= STATED PROBLEM =
From the listing below, pull out every line where the string "description" appears.

━━━━━ DATASET CONTENT ━━━━━

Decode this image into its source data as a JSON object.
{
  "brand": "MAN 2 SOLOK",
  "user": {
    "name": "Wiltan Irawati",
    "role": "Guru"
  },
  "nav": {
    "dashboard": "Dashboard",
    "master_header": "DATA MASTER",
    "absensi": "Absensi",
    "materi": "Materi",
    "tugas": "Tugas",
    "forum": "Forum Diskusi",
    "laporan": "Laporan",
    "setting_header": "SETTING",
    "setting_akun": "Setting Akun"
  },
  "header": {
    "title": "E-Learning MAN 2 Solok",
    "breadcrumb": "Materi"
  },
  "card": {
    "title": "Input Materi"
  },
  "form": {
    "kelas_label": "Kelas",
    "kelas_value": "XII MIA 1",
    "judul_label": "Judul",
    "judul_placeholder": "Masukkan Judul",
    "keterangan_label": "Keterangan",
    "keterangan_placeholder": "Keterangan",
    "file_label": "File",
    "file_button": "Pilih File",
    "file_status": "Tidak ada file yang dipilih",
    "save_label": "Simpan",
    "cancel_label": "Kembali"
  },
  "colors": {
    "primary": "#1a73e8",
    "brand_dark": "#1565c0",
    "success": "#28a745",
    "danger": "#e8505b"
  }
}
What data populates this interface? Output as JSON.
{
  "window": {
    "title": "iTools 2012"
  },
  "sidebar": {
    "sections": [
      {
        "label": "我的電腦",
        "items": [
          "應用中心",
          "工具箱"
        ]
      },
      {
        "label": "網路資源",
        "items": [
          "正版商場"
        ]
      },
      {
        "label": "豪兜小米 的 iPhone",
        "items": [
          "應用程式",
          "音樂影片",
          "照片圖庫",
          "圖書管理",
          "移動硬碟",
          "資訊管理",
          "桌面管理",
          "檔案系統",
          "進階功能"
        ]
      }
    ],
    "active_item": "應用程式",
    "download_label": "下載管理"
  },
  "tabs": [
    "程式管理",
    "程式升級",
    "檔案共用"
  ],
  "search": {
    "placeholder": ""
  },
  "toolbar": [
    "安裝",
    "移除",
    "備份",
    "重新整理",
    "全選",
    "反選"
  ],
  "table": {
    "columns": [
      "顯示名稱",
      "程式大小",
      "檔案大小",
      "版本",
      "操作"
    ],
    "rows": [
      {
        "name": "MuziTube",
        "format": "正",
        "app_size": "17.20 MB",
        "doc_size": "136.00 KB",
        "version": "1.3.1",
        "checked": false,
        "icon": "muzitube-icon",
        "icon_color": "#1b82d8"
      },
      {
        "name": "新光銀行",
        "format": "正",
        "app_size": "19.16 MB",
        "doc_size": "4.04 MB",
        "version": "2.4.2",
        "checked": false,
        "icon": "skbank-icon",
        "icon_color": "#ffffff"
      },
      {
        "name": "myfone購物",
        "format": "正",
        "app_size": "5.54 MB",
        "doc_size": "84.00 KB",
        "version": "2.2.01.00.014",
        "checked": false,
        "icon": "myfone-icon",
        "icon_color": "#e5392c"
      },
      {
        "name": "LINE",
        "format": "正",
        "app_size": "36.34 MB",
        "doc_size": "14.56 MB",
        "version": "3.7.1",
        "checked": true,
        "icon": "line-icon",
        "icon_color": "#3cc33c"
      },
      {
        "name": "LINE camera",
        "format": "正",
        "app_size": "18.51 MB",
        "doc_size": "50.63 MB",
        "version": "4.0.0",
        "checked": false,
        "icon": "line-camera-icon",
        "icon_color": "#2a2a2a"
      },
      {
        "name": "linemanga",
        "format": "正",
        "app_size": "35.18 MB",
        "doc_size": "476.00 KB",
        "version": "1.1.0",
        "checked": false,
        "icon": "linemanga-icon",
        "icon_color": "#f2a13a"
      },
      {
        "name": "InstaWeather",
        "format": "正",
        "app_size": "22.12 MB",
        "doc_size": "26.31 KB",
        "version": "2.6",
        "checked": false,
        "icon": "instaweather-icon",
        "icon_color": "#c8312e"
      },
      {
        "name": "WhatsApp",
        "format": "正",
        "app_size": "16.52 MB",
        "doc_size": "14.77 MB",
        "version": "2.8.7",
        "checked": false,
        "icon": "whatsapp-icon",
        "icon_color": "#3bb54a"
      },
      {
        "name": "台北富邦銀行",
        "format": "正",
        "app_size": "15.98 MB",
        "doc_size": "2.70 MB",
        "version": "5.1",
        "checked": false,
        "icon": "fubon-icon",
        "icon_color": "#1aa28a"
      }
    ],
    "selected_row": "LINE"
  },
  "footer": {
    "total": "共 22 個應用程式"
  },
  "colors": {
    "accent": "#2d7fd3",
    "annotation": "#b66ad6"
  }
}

━━━━━
━━━━━ DATASET CONTENT ━━━━━

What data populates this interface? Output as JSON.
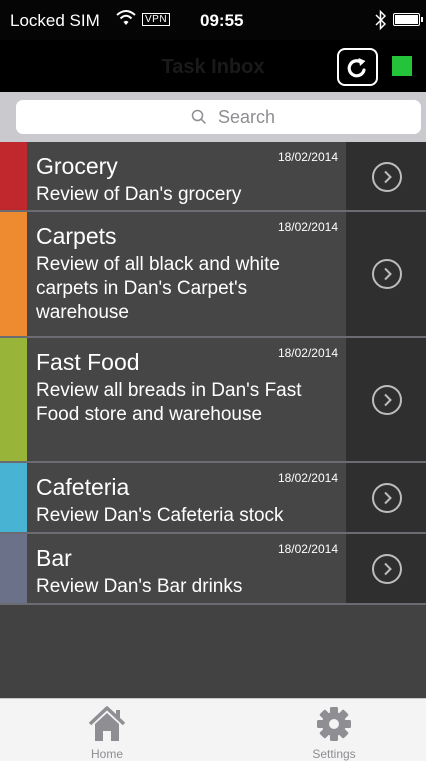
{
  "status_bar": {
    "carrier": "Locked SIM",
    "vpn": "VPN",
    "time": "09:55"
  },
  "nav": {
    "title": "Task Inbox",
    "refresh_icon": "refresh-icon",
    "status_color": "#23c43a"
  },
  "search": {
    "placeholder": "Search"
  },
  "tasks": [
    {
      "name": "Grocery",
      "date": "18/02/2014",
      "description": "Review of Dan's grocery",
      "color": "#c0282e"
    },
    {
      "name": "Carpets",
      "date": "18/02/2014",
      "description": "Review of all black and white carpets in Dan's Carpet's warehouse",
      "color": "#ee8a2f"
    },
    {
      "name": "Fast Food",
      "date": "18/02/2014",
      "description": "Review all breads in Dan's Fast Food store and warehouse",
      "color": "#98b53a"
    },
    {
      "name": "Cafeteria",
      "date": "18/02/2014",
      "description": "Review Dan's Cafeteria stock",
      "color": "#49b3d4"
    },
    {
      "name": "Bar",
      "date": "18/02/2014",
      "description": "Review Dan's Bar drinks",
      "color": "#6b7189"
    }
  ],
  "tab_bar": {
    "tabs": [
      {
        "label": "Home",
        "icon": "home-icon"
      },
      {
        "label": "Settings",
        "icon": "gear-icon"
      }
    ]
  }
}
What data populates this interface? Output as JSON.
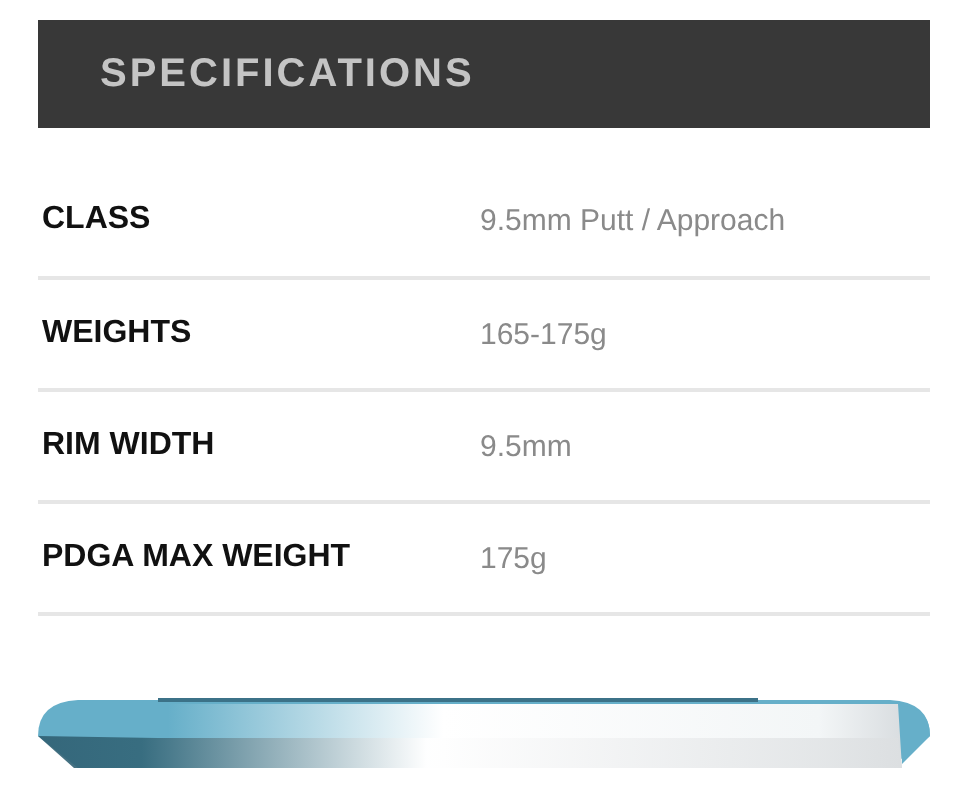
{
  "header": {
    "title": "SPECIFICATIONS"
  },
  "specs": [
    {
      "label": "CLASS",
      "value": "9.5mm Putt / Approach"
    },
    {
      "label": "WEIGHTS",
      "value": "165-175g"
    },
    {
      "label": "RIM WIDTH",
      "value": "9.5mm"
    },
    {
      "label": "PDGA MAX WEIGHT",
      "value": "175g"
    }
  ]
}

━━━━━

= REPLY =
      "description": "Review of Dan's grocery",
      "description": "Review of all black and white carpets in Dan's Carpet's warehouse",
      "description": "Review all breads in Dan's Fast Food store and warehouse",
      "description": "Review Dan's Cafeteria stock",
      "description": "Review Dan's Bar drinks",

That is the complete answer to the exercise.